------ The records ------

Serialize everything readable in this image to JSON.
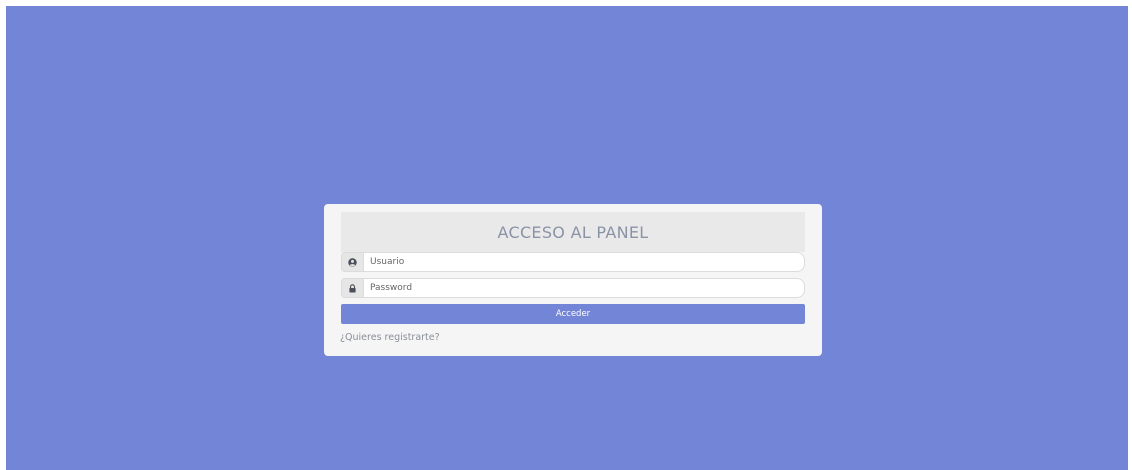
{
  "colors": {
    "background": "#7385d6",
    "card": "#f5f5f5",
    "header": "#e9e9e9",
    "button": "#7385d6"
  },
  "panel": {
    "title": "ACCESO AL PANEL"
  },
  "form": {
    "username": {
      "icon": "user-circle-icon",
      "placeholder": "Usuario",
      "value": ""
    },
    "password": {
      "icon": "lock-icon",
      "placeholder": "Password",
      "value": ""
    },
    "submit_label": "Acceder"
  },
  "register_link": "¿Quieres registrarte?"
}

------

* **Task description**:
Omit the pictures, then quote the rest of the material above exactly.

* **Solution to this task**:
Serialize everything readable in this image to JSON.
{
  "colors": {
    "background": "#7385d6",
    "card": "#f5f5f5",
    "header": "#e9e9e9",
    "button": "#7385d6"
  },
  "panel": {
    "title": "ACCESO AL PANEL"
  },
  "form": {
    "username": {
      "icon": "user-circle-icon",
      "placeholder": "Usuario",
      "value": ""
    },
    "password": {
      "icon": "lock-icon",
      "placeholder": "Password",
      "value": ""
    },
    "submit_label": "Acceder"
  },
  "register_link": "¿Quieres registrarte?"
}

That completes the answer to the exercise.